- **EXERCISE OBJECTIVE**
In the data from the start through the line holding "x-tick-label: -20 xyxy=(50,505,68,515)", inclusive, change "y-tick-label" to "left-axis-label" and write those lines out again.

[Data on where elements appear]
——
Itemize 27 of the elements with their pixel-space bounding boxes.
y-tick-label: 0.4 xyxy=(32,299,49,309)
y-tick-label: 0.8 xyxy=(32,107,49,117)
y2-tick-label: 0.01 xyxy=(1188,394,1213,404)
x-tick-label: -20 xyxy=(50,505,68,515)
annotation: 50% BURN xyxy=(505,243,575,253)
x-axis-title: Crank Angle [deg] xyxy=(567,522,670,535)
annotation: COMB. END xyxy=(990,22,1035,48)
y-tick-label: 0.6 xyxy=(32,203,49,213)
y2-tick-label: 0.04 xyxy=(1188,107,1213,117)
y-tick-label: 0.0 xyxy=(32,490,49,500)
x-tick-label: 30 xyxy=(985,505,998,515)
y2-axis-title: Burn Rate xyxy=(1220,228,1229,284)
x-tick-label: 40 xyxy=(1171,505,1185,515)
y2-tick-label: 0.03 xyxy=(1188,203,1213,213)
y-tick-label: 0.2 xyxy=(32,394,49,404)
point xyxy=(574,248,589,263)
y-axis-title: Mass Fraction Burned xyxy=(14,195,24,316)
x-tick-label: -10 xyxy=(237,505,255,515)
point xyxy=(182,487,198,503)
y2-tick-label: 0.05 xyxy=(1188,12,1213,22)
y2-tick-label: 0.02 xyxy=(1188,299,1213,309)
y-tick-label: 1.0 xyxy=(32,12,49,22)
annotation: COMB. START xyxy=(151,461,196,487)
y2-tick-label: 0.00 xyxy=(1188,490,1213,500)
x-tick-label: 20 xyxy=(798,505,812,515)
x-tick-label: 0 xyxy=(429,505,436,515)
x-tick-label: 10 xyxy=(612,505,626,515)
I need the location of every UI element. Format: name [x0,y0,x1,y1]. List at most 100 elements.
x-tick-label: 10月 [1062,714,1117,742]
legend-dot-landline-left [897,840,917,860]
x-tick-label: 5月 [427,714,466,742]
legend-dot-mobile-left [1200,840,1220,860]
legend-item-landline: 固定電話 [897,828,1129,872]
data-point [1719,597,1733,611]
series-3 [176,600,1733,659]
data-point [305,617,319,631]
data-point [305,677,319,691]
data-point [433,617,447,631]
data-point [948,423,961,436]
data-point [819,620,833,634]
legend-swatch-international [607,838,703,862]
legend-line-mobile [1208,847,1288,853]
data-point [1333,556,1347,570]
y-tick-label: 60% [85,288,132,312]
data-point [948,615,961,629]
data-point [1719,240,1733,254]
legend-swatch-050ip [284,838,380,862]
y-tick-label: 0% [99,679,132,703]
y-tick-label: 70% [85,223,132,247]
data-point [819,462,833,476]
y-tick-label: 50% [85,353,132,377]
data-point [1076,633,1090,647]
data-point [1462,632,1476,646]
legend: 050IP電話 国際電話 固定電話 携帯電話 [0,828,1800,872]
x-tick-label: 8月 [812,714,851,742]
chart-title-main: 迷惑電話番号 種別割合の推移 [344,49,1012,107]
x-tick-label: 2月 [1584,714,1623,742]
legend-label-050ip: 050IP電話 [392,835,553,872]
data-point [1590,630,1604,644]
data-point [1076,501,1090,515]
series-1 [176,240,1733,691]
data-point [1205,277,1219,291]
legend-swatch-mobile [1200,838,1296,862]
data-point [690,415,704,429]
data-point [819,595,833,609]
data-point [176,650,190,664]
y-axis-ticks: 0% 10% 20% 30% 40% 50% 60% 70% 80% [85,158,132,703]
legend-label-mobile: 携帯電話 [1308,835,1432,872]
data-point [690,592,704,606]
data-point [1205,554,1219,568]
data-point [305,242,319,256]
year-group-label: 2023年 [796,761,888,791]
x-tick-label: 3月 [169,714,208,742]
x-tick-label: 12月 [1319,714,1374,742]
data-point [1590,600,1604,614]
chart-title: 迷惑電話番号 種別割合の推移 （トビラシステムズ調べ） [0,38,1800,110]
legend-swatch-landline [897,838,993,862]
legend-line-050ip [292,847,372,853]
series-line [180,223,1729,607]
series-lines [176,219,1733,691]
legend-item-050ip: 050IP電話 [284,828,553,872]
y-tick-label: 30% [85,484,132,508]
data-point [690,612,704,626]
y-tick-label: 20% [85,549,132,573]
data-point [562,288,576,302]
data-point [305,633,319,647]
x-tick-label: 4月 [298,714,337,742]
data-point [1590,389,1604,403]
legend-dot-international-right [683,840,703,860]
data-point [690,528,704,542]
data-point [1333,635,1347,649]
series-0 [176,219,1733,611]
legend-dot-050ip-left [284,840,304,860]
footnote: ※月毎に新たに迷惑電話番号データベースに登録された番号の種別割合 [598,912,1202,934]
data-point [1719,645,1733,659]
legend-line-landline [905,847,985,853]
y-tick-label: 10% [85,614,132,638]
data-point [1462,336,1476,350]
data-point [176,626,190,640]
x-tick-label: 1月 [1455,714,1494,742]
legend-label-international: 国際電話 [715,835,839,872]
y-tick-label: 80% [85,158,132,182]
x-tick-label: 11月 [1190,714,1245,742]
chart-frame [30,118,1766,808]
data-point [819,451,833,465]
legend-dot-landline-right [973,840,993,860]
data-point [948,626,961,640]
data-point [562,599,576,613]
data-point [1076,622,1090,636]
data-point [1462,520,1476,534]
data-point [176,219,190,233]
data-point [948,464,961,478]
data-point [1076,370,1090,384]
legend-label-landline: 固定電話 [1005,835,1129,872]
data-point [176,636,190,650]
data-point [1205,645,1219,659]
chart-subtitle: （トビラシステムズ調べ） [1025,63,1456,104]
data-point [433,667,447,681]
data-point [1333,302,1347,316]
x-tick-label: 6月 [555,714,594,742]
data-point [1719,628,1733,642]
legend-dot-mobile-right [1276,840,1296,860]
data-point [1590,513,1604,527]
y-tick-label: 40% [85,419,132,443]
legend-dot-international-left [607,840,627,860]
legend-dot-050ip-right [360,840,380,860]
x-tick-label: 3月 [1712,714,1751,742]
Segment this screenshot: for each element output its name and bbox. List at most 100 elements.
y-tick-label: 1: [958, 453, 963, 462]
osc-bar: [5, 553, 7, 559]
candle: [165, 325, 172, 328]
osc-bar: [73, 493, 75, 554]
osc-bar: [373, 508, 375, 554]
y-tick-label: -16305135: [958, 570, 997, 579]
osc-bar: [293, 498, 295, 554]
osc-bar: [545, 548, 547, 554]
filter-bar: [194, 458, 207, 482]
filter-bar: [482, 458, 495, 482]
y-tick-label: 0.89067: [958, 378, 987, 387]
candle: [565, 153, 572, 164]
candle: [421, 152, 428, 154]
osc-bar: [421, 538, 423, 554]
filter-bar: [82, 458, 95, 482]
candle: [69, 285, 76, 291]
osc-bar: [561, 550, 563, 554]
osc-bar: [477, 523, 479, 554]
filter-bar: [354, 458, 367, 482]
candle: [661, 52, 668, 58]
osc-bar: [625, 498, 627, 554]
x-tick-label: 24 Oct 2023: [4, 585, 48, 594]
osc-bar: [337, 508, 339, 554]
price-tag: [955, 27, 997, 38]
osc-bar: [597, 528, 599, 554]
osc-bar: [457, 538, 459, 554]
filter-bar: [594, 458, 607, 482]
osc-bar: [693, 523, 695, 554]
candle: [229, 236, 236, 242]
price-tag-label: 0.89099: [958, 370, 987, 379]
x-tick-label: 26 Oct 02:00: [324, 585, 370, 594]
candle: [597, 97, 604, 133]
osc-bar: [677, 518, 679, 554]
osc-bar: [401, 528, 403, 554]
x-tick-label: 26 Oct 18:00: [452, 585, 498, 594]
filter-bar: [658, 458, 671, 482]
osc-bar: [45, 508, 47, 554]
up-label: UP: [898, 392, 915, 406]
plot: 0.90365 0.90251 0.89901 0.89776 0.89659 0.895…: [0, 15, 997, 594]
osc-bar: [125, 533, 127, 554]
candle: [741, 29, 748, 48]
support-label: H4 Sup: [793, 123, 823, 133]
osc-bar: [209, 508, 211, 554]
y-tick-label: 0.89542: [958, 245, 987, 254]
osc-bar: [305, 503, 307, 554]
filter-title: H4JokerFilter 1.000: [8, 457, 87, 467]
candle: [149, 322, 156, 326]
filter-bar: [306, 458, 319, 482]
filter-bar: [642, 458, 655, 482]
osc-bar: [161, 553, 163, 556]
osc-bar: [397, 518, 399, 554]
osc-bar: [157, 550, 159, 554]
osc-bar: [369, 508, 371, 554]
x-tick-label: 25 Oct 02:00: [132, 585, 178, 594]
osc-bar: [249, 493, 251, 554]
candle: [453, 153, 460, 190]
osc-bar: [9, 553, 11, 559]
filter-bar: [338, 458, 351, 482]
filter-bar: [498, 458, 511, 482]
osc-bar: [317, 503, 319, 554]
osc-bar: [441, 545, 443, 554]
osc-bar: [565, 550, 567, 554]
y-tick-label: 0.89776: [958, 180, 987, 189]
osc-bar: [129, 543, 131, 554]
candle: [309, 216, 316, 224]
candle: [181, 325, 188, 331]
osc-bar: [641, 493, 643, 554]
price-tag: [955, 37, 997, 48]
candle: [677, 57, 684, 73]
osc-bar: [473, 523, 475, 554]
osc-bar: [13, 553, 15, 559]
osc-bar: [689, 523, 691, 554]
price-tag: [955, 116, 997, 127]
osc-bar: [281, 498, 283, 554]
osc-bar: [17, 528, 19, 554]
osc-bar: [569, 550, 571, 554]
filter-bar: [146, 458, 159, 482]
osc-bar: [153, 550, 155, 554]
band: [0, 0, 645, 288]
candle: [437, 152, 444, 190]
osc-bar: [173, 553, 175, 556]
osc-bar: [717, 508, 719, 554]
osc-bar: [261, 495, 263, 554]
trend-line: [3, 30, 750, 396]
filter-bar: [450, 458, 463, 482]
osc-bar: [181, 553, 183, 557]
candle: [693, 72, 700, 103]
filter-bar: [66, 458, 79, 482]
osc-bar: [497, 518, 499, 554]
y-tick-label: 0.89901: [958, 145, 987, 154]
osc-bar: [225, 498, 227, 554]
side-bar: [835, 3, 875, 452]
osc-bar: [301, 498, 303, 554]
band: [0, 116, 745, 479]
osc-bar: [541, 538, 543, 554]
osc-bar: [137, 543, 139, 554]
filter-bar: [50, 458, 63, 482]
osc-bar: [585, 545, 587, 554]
——
- **COMPLETE ANSWER**
Itemize 27 of the elements with their pixel-space bounding boxes.
left-axis-label: 0.4 xyxy=(32,299,49,309)
left-axis-label: 0.8 xyxy=(32,107,49,117)
y2-tick-label: 0.01 xyxy=(1188,394,1213,404)
x-tick-label: -20 xyxy=(50,505,68,515)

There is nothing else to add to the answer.